### PROBLEM TO WORK ON
Skip all pictures, then print the remaining material exactly.

---------- RECORD SET

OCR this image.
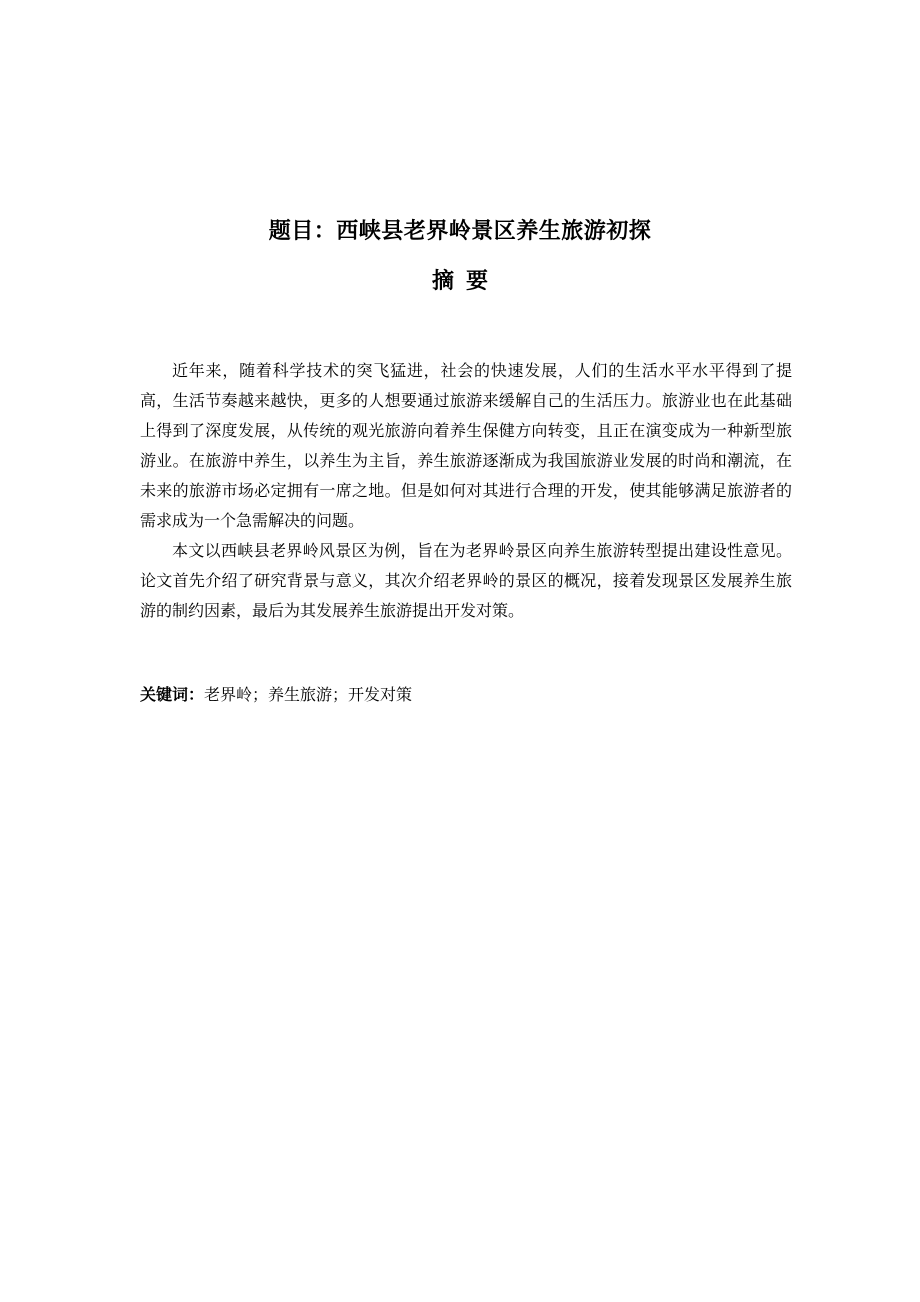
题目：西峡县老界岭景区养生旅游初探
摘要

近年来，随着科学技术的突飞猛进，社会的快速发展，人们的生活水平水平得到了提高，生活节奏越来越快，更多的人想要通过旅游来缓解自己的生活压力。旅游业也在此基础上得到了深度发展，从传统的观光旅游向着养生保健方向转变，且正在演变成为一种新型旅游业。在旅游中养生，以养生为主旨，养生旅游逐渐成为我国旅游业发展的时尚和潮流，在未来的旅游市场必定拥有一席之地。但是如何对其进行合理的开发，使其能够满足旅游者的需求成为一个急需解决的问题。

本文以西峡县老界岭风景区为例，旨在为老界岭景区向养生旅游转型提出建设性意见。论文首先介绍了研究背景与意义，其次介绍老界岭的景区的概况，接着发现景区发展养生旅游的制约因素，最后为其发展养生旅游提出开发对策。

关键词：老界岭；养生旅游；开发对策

--------------------

### FINISHED TASK
OCR this image.
题目：西峡县老界岭景区养生旅游初探
摘要

近年来，随着科学技术的突飞猛进，社会的快速发展，人们的生活水平水平得到了提高，生活节奏越来越快，更多的人想要通过旅游来缓解自己的生活压力。旅游业也在此基础上得到了深度发展，从传统的观光旅游向着养生保健方向转变，且正在演变成为一种新型旅游业。在旅游中养生，以养生为主旨，养生旅游逐渐成为我国旅游业发展的时尚和潮流，在未来的旅游市场必定拥有一席之地。但是如何对其进行合理的开发，使其能够满足旅游者的需求成为一个急需解决的问题。

本文以西峡县老界岭风景区为例，旨在为老界岭景区向养生旅游转型提出建设性意见。论文首先介绍了研究背景与意义，其次介绍老界岭的景区的概况，接着发现景区发展养生旅游的制约因素，最后为其发展养生旅游提出开发对策。

关键词：老界岭；养生旅游；开发对策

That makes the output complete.